Problem details:
Transcribe each line exactly.

The data:
--- start ---

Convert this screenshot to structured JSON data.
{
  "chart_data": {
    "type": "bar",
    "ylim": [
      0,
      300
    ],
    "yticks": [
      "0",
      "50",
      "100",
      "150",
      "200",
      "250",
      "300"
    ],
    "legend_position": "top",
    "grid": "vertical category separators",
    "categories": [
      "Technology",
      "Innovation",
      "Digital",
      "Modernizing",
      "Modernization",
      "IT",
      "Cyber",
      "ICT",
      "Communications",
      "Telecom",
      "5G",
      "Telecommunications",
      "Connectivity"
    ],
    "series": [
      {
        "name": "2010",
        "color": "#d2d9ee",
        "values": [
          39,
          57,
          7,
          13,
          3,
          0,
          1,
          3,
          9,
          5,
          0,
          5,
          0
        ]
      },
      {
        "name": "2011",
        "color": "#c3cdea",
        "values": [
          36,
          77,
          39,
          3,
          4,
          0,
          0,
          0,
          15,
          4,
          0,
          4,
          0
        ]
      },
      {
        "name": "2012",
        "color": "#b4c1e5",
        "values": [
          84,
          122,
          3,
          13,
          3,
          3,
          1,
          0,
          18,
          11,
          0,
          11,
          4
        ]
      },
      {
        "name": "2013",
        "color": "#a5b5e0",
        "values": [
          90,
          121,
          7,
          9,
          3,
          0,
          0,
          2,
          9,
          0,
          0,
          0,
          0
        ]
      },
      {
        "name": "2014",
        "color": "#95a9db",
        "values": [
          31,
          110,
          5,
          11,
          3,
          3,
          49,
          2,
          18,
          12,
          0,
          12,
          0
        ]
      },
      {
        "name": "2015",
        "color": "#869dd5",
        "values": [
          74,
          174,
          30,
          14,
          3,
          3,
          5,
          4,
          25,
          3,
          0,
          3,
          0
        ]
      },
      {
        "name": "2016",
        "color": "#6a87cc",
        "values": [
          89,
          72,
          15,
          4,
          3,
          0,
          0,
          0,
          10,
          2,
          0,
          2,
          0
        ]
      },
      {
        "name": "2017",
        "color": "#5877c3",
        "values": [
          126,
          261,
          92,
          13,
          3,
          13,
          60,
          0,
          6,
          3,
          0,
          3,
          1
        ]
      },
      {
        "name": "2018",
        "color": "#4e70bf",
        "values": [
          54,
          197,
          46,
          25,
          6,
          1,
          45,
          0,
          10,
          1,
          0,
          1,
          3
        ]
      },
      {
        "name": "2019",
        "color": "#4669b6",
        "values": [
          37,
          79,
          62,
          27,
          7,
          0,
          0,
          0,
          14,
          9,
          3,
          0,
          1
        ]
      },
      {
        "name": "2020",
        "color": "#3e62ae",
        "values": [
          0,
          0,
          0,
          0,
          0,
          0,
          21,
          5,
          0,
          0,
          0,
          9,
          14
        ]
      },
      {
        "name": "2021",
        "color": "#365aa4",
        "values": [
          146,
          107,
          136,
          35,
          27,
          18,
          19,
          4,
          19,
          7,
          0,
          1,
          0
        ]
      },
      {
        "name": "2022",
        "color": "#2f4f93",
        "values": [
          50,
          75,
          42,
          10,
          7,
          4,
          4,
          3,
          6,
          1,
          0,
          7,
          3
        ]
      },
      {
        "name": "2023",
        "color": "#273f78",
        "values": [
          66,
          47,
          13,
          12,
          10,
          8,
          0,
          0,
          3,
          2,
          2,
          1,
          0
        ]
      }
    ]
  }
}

--- end ---

Result:
Convert this screenshot to structured JSON data.
{
  "chart_data": {
    "type": "bar",
    "ylim": [
      0,
      300
    ],
    "yticks": [
      "0",
      "50",
      "100",
      "150",
      "200",
      "250",
      "300"
    ],
    "legend_position": "top",
    "grid": "vertical category separators",
    "categories": [
      "Technology",
      "Innovation",
      "Digital",
      "Modernizing",
      "Modernization",
      "IT",
      "Cyber",
      "ICT",
      "Communications",
      "Telecom",
      "5G",
      "Telecommunications",
      "Connectivity"
    ],
    "series": [
      {
        "name": "2010",
        "color": "#d2d9ee",
        "values": [
          39,
          57,
          7,
          13,
          3,
          0,
          1,
          3,
          9,
          5,
          0,
          5,
          0
        ]
      },
      {
        "name": "2011",
        "color": "#c3cdea",
        "values": [
          36,
          77,
          39,
          3,
          4,
          0,
          0,
          0,
          15,
          4,
          0,
          4,
          0
        ]
      },
      {
        "name": "2012",
        "color": "#b4c1e5",
        "values": [
          84,
          122,
          3,
          13,
          3,
          3,
          1,
          0,
          18,
          11,
          0,
          11,
          4
        ]
      },
      {
        "name": "2013",
        "color": "#a5b5e0",
        "values": [
          90,
          121,
          7,
          9,
          3,
          0,
          0,
          2,
          9,
          0,
          0,
          0,
          0
        ]
      },
      {
        "name": "2014",
        "color": "#95a9db",
        "values": [
          31,
          110,
          5,
          11,
          3,
          3,
          49,
          2,
          18,
          12,
          0,
          12,
          0
        ]
      },
      {
        "name": "2015",
        "color": "#869dd5",
        "values": [
          74,
          174,
          30,
          14,
          3,
          3,
          5,
          4,
          25,
          3,
          0,
          3,
          0
        ]
      },
      {
        "name": "2016",
        "color": "#6a87cc",
        "values": [
          89,
          72,
          15,
          4,
          3,
          0,
          0,
          0,
          10,
          2,
          0,
          2,
          0
        ]
      },
      {
        "name": "2017",
        "color": "#5877c3",
        "values": [
          126,
          261,
          92,
          13,
          3,
          13,
          60,
          0,
          6,
          3,
          0,
          3,
          1
        ]
      },
      {
        "name": "2018",
        "color": "#4e70bf",
        "values": [
          54,
          197,
          46,
          25,
          6,
          1,
          45,
          0,
          10,
          1,
          0,
          1,
          3
        ]
      },
      {
        "name": "2019",
        "color": "#4669b6",
        "values": [
          37,
          79,
          62,
          27,
          7,
          0,
          0,
          0,
          14,
          9,
          3,
          0,
          1
        ]
      },
      {
        "name": "2020",
        "color": "#3e62ae",
        "values": [
          0,
          0,
          0,
          0,
          0,
          0,
          21,
          5,
          0,
          0,
          0,
          9,
          14
        ]
      },
      {
        "name": "2021",
        "color": "#365aa4",
        "values": [
          146,
          107,
          136,
          35,
          27,
          18,
          19,
          4,
          19,
          7,
          0,
          1,
          0
        ]
      },
      {
        "name": "2022",
        "color": "#2f4f93",
        "values": [
          50,
          75,
          42,
          10,
          7,
          4,
          4,
          3,
          6,
          1,
          0,
          7,
          3
        ]
      },
      {
        "name": "2023",
        "color": "#273f78",
        "values": [
          66,
          47,
          13,
          12,
          10,
          8,
          0,
          0,
          3,
          2,
          2,
          1,
          0
        ]
      }
    ]
  }
}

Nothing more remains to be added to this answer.